▶ Set problem
Copy, from the entries below, each line where the word "ὀξέα" can be found.

* Start Records to process *

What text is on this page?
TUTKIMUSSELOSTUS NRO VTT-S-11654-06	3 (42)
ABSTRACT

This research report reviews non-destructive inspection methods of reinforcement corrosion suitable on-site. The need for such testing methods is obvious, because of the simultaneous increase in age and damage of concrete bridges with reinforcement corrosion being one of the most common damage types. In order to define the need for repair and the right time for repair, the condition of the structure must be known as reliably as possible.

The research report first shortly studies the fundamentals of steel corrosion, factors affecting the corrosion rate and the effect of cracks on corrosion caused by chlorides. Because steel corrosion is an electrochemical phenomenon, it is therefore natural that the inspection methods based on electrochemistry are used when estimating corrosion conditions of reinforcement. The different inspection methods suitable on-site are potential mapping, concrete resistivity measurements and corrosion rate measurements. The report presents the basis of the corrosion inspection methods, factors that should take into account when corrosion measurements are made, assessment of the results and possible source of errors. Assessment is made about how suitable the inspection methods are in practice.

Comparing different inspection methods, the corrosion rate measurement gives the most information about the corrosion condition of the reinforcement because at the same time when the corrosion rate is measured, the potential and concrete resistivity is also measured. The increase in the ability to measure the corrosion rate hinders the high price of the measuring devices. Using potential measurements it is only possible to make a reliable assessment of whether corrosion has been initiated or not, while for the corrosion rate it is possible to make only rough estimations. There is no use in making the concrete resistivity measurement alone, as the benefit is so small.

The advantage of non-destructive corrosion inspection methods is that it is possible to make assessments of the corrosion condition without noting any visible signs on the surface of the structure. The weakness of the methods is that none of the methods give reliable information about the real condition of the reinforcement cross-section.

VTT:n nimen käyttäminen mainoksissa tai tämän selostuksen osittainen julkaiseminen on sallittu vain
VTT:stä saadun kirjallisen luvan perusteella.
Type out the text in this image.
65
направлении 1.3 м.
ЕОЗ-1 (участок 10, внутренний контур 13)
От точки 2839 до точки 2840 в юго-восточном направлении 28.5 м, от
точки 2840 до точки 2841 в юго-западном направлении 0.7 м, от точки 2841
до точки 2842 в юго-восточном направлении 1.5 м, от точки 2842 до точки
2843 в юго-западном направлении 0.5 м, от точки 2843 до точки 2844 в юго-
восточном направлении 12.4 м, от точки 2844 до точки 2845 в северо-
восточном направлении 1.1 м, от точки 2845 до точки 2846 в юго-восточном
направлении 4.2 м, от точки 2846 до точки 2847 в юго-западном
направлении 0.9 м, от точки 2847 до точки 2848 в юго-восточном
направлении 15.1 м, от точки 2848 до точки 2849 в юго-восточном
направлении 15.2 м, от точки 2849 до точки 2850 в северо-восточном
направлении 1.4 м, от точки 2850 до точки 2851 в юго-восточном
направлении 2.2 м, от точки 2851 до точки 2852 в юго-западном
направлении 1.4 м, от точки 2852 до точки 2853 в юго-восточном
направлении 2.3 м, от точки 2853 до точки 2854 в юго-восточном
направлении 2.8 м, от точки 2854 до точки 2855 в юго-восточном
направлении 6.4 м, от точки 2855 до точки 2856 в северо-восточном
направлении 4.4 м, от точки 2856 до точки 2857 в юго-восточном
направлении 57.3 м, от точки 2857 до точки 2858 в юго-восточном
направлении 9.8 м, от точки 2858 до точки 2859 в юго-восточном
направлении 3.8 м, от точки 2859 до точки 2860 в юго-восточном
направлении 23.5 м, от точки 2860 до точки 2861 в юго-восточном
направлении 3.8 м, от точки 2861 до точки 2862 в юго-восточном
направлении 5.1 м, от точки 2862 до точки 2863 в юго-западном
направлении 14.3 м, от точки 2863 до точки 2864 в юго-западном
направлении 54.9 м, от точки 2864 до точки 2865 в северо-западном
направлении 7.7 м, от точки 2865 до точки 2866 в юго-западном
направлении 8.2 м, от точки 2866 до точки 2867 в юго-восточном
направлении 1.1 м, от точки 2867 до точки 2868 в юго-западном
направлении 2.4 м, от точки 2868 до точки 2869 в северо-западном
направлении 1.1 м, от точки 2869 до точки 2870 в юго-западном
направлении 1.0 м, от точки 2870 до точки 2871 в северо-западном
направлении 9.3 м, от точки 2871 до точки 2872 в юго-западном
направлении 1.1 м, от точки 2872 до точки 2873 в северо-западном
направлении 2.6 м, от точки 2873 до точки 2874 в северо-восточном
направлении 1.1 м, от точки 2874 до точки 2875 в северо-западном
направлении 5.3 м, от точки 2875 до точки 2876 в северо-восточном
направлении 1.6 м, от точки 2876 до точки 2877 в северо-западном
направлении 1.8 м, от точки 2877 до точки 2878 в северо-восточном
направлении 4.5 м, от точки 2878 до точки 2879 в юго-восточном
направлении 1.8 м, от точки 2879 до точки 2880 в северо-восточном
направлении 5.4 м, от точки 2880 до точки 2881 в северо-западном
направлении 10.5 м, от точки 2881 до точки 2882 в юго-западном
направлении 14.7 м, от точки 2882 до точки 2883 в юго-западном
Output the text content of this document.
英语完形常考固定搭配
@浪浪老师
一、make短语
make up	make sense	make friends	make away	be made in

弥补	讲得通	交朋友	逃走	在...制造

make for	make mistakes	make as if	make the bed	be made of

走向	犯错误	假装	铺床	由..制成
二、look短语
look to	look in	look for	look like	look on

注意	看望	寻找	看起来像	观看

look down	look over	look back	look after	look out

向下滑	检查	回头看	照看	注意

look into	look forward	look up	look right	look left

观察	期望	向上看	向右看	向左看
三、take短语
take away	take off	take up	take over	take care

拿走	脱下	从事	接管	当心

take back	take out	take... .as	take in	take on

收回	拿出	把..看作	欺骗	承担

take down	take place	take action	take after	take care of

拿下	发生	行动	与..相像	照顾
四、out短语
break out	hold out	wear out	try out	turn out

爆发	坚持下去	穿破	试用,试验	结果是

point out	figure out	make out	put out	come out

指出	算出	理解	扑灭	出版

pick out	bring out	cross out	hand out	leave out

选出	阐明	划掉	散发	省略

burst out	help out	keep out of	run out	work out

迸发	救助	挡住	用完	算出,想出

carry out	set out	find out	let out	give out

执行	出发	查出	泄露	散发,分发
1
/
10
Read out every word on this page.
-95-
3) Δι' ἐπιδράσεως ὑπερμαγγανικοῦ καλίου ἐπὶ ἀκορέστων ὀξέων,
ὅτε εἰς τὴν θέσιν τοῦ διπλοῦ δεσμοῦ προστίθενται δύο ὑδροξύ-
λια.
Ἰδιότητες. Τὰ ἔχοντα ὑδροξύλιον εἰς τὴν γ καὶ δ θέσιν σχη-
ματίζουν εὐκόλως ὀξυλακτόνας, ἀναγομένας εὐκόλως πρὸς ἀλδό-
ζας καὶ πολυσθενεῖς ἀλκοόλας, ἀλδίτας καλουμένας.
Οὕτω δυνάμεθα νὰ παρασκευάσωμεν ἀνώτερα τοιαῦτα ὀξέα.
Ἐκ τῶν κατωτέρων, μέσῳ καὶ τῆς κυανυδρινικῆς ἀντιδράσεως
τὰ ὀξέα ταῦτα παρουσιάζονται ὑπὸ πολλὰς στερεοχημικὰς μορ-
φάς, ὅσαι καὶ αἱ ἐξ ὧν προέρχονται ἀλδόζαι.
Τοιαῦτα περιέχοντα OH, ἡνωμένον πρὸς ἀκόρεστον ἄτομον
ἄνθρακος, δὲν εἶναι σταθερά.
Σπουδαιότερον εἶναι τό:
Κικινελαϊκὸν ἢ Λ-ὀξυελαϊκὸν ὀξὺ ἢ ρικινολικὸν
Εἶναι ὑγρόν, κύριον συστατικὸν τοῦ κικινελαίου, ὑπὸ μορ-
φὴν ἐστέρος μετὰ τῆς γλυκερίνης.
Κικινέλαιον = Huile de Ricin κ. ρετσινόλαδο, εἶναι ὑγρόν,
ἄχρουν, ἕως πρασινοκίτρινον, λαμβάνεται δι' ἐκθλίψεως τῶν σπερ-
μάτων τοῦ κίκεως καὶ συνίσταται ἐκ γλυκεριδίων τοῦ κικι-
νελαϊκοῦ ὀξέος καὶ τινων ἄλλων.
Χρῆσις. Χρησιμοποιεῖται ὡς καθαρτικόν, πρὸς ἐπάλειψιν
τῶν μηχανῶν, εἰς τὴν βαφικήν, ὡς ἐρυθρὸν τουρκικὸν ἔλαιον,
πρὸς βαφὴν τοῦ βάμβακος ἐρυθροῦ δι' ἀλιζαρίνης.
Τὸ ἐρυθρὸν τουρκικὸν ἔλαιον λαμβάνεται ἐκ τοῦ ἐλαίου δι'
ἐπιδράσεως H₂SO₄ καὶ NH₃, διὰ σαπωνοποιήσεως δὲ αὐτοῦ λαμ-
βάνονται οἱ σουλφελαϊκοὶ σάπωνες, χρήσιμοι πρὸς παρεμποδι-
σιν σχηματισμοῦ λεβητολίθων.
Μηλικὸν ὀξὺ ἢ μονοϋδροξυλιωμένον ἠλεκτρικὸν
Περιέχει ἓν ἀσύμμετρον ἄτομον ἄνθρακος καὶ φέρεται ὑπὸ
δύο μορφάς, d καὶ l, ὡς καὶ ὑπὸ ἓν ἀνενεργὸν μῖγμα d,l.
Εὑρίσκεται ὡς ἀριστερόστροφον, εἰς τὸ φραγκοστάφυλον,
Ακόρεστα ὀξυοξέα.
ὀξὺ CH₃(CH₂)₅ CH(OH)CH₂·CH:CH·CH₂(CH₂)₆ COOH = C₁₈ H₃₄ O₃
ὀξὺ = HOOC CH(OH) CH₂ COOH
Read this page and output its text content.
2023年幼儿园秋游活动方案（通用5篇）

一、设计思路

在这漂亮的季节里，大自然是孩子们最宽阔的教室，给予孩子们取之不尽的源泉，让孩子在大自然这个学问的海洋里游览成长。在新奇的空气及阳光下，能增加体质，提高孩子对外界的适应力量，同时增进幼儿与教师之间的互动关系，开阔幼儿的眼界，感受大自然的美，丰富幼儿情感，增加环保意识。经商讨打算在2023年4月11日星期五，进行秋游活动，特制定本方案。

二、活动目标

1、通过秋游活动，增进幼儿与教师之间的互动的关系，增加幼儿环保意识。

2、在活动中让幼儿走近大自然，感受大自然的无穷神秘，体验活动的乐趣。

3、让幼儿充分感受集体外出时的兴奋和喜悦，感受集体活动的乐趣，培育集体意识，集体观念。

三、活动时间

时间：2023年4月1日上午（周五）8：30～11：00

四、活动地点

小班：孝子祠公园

* End Records to process *

▶ Reply to the task
Οὕτω δυνάμεθα νὰ παρασκευάσωμεν ἀνώτερα τοιαῦτα ὀξέα.
τὰ ὀξέα ταῦτα παρουσιάζονται ὑπὸ πολλὰς στερεοχημικὰς μορ-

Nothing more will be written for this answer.